Figure record listings:
· · ·

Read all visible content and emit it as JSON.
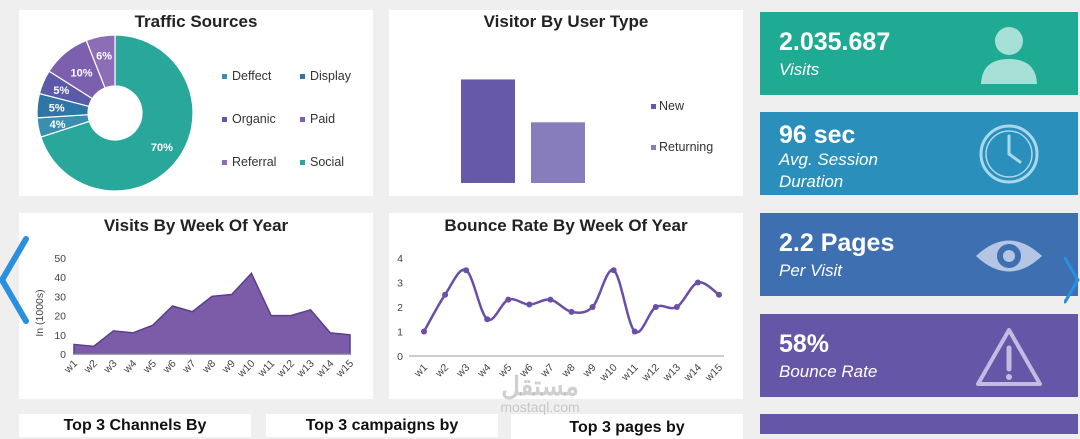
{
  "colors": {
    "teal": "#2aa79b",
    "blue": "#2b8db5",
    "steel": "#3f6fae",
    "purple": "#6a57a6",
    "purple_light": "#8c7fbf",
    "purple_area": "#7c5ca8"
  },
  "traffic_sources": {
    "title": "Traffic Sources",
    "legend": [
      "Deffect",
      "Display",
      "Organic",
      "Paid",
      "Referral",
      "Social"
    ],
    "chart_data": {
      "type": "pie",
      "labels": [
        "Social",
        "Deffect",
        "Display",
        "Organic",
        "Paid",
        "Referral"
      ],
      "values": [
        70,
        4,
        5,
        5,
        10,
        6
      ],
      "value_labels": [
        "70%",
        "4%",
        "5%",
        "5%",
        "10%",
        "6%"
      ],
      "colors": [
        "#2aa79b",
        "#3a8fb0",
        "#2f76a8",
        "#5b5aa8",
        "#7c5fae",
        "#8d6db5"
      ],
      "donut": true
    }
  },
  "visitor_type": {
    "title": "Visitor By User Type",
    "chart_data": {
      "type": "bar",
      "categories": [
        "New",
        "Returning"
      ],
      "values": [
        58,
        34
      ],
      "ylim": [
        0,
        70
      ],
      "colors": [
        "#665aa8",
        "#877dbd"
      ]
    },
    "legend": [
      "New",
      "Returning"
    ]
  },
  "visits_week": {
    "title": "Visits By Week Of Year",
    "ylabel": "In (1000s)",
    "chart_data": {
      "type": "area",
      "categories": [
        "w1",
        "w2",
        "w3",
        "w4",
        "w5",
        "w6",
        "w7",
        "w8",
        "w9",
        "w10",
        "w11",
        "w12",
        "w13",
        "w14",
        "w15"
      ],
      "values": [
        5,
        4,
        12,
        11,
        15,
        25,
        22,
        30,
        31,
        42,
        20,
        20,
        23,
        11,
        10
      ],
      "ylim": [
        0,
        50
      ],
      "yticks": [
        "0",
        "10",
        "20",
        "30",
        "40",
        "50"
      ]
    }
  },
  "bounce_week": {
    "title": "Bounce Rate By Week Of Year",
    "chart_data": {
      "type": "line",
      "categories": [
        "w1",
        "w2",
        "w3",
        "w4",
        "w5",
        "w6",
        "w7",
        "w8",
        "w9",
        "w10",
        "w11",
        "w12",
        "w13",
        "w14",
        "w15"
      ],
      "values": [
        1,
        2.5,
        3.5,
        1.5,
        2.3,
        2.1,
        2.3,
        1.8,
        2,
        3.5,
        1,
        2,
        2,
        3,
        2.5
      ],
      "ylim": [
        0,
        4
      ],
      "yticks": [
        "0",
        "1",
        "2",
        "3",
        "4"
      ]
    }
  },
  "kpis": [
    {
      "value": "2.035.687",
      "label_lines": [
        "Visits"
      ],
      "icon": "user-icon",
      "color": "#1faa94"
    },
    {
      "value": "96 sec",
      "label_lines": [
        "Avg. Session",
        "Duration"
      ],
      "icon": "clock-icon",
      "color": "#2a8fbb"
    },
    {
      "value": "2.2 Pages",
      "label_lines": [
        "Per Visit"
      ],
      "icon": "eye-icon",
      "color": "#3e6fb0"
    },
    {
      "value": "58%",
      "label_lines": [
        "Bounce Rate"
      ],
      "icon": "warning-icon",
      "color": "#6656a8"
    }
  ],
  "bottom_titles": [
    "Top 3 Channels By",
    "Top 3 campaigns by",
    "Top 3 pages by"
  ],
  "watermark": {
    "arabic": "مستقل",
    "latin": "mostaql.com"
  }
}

· · ·

**Aim of the task**
Make an exact copy of every record, pictures excluded.

**Final answer**
Read all visible content and emit it as JSON.
{
  "colors": {
    "teal": "#2aa79b",
    "blue": "#2b8db5",
    "steel": "#3f6fae",
    "purple": "#6a57a6",
    "purple_light": "#8c7fbf",
    "purple_area": "#7c5ca8"
  },
  "traffic_sources": {
    "title": "Traffic Sources",
    "legend": [
      "Deffect",
      "Display",
      "Organic",
      "Paid",
      "Referral",
      "Social"
    ],
    "chart_data": {
      "type": "pie",
      "labels": [
        "Social",
        "Deffect",
        "Display",
        "Organic",
        "Paid",
        "Referral"
      ],
      "values": [
        70,
        4,
        5,
        5,
        10,
        6
      ],
      "value_labels": [
        "70%",
        "4%",
        "5%",
        "5%",
        "10%",
        "6%"
      ],
      "colors": [
        "#2aa79b",
        "#3a8fb0",
        "#2f76a8",
        "#5b5aa8",
        "#7c5fae",
        "#8d6db5"
      ],
      "donut": true
    }
  },
  "visitor_type": {
    "title": "Visitor By User Type",
    "chart_data": {
      "type": "bar",
      "categories": [
        "New",
        "Returning"
      ],
      "values": [
        58,
        34
      ],
      "ylim": [
        0,
        70
      ],
      "colors": [
        "#665aa8",
        "#877dbd"
      ]
    },
    "legend": [
      "New",
      "Returning"
    ]
  },
  "visits_week": {
    "title": "Visits By Week Of Year",
    "ylabel": "In (1000s)",
    "chart_data": {
      "type": "area",
      "categories": [
        "w1",
        "w2",
        "w3",
        "w4",
        "w5",
        "w6",
        "w7",
        "w8",
        "w9",
        "w10",
        "w11",
        "w12",
        "w13",
        "w14",
        "w15"
      ],
      "values": [
        5,
        4,
        12,
        11,
        15,
        25,
        22,
        30,
        31,
        42,
        20,
        20,
        23,
        11,
        10
      ],
      "ylim": [
        0,
        50
      ],
      "yticks": [
        "0",
        "10",
        "20",
        "30",
        "40",
        "50"
      ]
    }
  },
  "bounce_week": {
    "title": "Bounce Rate By Week Of Year",
    "chart_data": {
      "type": "line",
      "categories": [
        "w1",
        "w2",
        "w3",
        "w4",
        "w5",
        "w6",
        "w7",
        "w8",
        "w9",
        "w10",
        "w11",
        "w12",
        "w13",
        "w14",
        "w15"
      ],
      "values": [
        1,
        2.5,
        3.5,
        1.5,
        2.3,
        2.1,
        2.3,
        1.8,
        2,
        3.5,
        1,
        2,
        2,
        3,
        2.5
      ],
      "ylim": [
        0,
        4
      ],
      "yticks": [
        "0",
        "1",
        "2",
        "3",
        "4"
      ]
    }
  },
  "kpis": [
    {
      "value": "2.035.687",
      "label_lines": [
        "Visits"
      ],
      "icon": "user-icon",
      "color": "#1faa94"
    },
    {
      "value": "96 sec",
      "label_lines": [
        "Avg. Session",
        "Duration"
      ],
      "icon": "clock-icon",
      "color": "#2a8fbb"
    },
    {
      "value": "2.2 Pages",
      "label_lines": [
        "Per Visit"
      ],
      "icon": "eye-icon",
      "color": "#3e6fb0"
    },
    {
      "value": "58%",
      "label_lines": [
        "Bounce Rate"
      ],
      "icon": "warning-icon",
      "color": "#6656a8"
    }
  ],
  "bottom_titles": [
    "Top 3 Channels By",
    "Top 3 campaigns by",
    "Top 3 pages by"
  ],
  "watermark": {
    "arabic": "مستقل",
    "latin": "mostaql.com"
  }
}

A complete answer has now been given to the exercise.